**THE TASK**
Filter the entries below, keeping every line that has the word "Ficedula".
## start RECORD SET
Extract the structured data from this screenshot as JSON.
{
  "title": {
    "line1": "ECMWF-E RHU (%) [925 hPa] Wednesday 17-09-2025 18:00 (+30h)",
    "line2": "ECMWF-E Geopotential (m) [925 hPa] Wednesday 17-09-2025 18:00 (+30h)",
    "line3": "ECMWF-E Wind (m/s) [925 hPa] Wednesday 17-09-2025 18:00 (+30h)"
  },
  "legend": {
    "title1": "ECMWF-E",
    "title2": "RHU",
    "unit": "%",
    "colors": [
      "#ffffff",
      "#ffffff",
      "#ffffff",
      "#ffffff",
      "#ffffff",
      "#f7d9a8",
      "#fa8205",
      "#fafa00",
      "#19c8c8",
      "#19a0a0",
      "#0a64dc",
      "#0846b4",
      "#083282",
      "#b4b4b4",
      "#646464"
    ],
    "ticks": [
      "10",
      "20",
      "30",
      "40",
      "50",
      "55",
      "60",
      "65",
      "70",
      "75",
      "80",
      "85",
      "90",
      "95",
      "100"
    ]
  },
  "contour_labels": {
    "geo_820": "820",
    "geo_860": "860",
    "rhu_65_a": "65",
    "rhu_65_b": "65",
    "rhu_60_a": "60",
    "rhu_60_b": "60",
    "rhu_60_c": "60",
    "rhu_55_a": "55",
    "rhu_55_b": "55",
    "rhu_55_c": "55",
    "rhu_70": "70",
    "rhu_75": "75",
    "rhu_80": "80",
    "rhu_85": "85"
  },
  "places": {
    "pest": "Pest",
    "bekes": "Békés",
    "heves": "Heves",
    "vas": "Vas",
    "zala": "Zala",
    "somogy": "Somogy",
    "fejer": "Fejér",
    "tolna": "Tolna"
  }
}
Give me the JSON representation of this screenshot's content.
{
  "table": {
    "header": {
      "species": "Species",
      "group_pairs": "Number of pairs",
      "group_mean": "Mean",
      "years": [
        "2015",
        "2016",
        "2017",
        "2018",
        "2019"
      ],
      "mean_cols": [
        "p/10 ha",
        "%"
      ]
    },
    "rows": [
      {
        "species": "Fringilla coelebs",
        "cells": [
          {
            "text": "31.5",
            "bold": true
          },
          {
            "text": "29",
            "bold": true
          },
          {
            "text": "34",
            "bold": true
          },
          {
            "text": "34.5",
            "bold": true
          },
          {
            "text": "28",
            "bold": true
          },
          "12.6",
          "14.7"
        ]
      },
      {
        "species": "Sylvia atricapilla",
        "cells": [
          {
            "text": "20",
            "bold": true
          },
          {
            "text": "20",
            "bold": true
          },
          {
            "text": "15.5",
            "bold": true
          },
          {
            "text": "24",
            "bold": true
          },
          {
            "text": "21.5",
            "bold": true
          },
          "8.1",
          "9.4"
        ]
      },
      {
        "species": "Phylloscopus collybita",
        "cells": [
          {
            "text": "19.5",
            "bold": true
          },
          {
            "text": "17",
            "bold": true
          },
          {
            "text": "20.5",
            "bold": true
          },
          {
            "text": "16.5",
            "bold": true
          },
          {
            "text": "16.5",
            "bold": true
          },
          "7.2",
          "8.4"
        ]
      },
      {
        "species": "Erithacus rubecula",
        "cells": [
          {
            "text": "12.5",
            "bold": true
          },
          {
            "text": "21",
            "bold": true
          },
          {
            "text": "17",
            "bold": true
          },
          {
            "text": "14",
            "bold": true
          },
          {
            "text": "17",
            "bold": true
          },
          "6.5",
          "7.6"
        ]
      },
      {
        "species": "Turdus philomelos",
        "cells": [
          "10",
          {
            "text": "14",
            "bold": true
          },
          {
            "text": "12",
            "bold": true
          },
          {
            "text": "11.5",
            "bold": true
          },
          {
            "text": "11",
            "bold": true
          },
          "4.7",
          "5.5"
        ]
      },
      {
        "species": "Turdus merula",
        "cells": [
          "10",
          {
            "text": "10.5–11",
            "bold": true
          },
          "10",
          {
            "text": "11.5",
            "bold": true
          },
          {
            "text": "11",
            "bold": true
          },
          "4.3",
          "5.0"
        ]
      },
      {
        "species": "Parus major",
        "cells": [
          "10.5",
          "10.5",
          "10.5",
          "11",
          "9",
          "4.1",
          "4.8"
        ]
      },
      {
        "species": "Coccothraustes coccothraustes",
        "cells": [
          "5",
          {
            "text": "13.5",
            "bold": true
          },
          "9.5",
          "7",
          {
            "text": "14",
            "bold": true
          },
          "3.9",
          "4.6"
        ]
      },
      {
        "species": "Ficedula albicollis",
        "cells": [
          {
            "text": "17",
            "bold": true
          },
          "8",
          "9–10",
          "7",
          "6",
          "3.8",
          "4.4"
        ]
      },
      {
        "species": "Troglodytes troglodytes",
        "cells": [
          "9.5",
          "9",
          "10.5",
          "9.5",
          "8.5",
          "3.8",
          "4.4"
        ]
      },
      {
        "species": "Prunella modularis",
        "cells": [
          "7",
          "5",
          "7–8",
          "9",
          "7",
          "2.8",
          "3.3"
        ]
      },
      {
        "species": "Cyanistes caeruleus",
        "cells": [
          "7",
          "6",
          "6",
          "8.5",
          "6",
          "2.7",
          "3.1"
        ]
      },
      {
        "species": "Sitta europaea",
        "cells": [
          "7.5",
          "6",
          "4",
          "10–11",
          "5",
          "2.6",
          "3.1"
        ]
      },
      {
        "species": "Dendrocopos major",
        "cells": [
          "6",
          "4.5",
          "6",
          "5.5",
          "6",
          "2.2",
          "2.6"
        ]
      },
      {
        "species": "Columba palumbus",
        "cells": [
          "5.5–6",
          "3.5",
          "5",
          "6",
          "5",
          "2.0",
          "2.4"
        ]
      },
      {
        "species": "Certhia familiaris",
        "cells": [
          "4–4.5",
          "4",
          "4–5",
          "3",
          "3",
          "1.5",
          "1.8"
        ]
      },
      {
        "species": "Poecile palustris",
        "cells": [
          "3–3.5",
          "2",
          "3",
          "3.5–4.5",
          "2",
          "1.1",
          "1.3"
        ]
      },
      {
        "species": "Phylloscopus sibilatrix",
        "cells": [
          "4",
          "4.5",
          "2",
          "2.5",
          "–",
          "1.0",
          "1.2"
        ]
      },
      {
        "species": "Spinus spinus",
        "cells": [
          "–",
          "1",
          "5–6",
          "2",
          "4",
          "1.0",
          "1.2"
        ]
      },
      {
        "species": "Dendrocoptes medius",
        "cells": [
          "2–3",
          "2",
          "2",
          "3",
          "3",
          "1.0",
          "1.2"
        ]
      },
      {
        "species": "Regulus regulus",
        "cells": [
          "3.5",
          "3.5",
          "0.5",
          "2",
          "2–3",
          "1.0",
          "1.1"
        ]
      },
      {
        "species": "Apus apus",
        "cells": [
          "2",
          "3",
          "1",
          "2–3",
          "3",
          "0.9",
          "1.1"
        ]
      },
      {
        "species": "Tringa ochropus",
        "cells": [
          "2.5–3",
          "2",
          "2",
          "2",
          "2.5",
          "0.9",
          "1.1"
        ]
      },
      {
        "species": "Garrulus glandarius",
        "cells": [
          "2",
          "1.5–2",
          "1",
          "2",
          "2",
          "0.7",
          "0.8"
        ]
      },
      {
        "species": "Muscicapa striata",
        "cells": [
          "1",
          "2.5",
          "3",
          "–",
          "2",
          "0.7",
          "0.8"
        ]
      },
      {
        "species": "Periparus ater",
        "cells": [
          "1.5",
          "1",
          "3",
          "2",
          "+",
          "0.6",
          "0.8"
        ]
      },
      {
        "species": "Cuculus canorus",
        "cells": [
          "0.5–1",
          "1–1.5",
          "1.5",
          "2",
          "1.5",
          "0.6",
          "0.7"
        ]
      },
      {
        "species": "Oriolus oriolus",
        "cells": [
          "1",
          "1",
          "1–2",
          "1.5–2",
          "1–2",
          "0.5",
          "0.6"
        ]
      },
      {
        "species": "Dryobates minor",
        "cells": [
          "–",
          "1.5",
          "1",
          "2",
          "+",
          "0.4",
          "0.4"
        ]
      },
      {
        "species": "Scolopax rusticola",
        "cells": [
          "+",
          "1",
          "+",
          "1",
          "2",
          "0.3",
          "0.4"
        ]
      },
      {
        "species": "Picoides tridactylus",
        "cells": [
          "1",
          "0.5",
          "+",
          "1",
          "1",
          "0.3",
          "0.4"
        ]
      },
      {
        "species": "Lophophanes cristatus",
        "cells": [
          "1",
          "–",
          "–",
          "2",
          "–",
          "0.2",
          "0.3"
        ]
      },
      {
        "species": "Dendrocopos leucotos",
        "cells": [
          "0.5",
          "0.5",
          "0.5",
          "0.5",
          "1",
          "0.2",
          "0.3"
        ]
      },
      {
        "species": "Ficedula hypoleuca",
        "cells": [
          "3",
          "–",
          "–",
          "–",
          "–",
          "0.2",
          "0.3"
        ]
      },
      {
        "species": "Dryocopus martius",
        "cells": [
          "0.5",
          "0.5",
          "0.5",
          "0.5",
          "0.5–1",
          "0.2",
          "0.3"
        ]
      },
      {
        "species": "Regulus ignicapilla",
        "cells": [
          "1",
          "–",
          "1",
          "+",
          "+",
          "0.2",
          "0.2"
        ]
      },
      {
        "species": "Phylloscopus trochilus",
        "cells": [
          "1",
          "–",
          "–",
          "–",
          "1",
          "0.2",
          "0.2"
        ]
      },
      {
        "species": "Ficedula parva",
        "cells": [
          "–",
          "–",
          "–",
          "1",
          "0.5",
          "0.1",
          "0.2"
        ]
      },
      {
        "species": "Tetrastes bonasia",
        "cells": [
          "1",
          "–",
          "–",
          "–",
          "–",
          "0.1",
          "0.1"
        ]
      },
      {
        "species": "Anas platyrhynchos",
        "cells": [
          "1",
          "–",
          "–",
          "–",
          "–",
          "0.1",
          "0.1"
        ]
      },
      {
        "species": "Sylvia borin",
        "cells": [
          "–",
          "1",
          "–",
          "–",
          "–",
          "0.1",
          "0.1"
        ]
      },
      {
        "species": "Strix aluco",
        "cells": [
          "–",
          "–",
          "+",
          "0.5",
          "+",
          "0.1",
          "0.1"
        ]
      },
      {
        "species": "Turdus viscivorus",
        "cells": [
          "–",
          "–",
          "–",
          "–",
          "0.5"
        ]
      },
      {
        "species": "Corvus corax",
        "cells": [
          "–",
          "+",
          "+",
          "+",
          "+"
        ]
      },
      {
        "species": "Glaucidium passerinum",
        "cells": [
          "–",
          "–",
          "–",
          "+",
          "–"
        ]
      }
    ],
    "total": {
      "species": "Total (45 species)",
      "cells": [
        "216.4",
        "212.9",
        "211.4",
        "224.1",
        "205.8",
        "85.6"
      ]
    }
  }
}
## end RECORD SET
**REPLY TO THE EXERCISE**
        "species": "Ficedula albicollis",
        "species": "Ficedula hypoleuca",
        "species": "Ficedula parva",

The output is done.